*** Data lines
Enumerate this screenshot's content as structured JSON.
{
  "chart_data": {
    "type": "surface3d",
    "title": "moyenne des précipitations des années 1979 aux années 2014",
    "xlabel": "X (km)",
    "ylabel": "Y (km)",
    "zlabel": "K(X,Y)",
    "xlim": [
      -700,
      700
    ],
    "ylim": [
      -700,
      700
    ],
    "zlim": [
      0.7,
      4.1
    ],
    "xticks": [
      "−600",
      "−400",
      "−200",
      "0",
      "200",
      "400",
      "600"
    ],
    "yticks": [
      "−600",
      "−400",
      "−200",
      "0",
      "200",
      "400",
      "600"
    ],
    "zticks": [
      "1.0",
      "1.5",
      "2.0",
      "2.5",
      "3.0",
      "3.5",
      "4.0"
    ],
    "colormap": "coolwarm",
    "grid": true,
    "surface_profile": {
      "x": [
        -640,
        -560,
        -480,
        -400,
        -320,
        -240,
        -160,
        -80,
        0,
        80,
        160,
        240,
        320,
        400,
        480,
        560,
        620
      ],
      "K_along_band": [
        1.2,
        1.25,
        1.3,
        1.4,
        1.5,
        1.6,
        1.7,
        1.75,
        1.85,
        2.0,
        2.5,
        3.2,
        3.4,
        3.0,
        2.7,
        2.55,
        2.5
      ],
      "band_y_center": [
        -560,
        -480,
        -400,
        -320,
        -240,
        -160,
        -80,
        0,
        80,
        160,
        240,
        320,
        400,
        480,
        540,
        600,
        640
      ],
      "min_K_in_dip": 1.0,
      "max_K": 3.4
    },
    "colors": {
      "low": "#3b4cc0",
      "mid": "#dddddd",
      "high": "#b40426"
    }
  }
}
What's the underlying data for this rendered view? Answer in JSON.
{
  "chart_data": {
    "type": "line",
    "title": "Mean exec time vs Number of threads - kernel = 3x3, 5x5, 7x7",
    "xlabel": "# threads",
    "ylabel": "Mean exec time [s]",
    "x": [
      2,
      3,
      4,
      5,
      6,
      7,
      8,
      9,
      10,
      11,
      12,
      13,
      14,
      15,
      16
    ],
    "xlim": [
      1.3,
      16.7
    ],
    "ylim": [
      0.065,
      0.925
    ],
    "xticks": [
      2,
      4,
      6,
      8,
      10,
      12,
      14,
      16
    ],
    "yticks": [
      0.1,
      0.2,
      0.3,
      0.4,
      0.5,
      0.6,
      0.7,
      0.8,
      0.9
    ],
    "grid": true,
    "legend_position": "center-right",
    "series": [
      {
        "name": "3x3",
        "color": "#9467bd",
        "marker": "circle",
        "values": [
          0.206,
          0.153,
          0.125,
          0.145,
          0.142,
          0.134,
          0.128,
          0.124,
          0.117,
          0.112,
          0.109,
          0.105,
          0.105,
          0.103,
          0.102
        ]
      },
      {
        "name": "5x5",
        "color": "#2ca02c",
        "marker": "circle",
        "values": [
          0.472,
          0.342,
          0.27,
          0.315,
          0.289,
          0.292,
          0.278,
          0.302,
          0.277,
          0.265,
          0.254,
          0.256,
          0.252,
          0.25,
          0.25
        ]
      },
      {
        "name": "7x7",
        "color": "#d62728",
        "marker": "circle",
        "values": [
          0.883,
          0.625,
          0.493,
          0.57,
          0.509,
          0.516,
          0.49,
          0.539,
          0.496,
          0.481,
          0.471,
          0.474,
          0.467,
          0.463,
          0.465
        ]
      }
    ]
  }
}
******
| Work to be completed |
Which lines hold the word "time"? Show each one.

| Output |
    "title": "Mean exec time vs Number of threads - kernel = 3x3, 5x5, 7x7",
    "ylabel": "Mean exec time [s]",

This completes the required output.